▶ **Directions**:
Copy every line of the records below where the word "изложить" occurs.

[Recorded data]

"""

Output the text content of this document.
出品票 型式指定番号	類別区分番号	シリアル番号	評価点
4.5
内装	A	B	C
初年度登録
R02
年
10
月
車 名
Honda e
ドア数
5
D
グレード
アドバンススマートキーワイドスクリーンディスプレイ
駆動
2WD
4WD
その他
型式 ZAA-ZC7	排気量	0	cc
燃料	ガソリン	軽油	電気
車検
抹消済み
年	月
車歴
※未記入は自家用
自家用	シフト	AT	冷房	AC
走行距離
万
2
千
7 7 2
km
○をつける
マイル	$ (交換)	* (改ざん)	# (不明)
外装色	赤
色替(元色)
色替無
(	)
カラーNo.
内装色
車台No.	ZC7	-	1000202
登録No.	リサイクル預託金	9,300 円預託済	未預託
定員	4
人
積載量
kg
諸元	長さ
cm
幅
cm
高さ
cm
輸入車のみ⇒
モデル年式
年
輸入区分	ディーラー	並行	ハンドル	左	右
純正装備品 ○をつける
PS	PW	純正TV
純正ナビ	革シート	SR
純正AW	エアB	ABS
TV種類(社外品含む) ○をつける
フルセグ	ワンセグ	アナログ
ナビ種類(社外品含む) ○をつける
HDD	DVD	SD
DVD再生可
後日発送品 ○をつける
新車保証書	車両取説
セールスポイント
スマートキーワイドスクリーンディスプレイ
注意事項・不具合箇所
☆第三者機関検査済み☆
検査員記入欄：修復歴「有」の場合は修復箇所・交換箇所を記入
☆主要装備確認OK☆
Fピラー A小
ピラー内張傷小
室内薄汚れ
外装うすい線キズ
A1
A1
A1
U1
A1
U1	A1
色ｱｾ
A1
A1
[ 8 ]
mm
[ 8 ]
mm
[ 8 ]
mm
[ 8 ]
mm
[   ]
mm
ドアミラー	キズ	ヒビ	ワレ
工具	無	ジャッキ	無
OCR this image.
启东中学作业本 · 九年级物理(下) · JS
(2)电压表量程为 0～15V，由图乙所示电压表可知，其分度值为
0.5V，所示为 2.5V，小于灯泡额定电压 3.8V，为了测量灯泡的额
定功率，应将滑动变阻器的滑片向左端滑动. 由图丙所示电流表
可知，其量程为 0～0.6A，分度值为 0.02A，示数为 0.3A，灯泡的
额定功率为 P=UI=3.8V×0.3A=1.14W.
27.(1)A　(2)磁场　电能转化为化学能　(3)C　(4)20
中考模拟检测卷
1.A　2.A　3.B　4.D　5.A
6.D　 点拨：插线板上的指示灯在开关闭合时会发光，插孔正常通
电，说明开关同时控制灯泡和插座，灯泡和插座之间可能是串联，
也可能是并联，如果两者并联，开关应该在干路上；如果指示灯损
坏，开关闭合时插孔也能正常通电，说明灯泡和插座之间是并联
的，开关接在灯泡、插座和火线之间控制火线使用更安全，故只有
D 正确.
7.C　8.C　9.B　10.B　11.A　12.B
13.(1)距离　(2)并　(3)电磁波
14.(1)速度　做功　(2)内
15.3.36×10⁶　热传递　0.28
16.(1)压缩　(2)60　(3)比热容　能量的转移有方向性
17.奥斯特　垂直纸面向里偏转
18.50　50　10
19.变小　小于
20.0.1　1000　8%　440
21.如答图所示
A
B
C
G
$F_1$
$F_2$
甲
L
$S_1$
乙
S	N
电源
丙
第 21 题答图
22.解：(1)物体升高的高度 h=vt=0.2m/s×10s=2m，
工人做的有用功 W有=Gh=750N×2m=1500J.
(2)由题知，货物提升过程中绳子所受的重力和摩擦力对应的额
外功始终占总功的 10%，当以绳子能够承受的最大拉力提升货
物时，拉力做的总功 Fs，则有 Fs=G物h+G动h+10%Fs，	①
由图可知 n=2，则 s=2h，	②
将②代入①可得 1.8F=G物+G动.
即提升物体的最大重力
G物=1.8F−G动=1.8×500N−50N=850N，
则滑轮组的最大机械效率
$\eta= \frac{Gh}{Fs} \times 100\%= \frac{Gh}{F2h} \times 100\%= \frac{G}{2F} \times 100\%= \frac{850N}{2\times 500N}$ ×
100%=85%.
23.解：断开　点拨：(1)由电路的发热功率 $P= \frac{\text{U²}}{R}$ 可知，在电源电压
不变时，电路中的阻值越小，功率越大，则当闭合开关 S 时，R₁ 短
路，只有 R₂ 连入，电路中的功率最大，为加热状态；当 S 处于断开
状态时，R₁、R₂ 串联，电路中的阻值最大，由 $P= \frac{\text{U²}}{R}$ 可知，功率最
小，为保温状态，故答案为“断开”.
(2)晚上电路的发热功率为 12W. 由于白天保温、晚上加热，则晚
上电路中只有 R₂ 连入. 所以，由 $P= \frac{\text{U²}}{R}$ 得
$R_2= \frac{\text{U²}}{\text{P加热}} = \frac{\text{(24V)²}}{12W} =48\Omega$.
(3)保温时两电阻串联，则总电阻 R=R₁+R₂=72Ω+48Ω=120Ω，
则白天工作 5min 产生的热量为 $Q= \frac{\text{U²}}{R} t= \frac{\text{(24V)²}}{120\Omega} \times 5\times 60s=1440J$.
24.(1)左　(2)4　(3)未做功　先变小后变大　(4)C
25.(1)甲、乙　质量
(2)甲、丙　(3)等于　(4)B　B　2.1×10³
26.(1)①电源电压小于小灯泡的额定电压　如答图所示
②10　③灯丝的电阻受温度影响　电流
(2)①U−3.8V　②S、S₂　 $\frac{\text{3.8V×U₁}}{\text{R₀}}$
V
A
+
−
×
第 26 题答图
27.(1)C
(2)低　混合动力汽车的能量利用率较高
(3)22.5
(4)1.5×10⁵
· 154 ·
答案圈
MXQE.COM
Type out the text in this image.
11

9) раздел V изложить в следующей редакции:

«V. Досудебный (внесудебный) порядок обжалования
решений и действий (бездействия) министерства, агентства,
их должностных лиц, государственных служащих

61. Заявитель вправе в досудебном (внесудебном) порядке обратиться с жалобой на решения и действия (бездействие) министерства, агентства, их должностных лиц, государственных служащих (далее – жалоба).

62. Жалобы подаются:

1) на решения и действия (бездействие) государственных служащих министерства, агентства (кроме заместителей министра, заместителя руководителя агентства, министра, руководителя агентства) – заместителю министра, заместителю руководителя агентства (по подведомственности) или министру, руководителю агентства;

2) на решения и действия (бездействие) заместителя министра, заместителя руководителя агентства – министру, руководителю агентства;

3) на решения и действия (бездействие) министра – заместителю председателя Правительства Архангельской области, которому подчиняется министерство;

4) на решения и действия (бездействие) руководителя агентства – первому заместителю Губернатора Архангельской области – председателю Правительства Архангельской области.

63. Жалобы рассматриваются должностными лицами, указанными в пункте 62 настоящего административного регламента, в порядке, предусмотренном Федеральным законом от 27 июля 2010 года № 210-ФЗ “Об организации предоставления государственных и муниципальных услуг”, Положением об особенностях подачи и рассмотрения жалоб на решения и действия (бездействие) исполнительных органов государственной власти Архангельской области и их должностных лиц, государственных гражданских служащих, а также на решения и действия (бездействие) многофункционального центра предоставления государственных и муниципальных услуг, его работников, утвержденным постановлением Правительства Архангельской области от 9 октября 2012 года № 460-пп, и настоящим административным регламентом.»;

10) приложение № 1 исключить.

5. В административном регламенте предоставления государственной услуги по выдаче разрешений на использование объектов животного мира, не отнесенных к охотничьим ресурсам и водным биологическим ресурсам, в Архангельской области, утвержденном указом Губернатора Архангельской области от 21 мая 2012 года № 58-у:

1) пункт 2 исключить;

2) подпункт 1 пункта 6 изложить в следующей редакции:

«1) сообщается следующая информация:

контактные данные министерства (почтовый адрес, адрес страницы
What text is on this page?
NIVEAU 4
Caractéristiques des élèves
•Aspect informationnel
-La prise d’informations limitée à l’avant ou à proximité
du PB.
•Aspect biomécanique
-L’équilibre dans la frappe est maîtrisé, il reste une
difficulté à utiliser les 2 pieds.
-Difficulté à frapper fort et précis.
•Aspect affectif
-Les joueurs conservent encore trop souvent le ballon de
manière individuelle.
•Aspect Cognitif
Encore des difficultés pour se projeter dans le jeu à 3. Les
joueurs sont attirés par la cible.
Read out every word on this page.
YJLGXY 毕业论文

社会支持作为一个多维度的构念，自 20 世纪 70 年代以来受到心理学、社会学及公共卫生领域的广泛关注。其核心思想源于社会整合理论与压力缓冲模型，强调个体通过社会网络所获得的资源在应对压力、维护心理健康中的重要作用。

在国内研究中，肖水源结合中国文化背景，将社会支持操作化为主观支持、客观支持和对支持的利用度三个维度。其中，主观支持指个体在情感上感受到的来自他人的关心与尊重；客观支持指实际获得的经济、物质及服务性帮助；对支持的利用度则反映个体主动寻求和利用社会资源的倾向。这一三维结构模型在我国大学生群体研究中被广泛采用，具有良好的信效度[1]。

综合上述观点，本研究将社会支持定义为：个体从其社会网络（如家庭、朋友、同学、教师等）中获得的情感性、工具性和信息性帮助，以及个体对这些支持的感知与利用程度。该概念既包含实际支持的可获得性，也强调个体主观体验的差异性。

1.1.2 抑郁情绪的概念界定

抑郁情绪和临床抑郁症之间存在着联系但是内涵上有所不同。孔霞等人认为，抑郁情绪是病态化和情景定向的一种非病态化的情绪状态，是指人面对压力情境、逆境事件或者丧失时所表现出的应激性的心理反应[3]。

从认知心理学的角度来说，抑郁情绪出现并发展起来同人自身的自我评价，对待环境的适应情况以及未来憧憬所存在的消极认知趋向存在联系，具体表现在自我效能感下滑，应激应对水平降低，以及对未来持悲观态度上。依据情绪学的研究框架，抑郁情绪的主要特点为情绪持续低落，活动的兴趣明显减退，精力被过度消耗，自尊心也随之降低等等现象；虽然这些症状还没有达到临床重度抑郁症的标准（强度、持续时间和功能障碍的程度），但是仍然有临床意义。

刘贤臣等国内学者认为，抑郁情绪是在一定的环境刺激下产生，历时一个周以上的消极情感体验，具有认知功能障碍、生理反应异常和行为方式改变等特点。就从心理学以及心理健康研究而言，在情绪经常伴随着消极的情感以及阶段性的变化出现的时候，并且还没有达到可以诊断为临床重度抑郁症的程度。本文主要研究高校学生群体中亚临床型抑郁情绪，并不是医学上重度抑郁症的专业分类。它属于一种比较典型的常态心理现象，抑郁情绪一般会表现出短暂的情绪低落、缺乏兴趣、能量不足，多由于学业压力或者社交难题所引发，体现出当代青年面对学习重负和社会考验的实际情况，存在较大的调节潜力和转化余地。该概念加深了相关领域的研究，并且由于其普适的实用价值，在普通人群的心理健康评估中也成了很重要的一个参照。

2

"""

▶ **Full solution**:
9) раздел V изложить в следующей редакции:
2) подпункт 1 пункта 6 изложить в следующей редакции:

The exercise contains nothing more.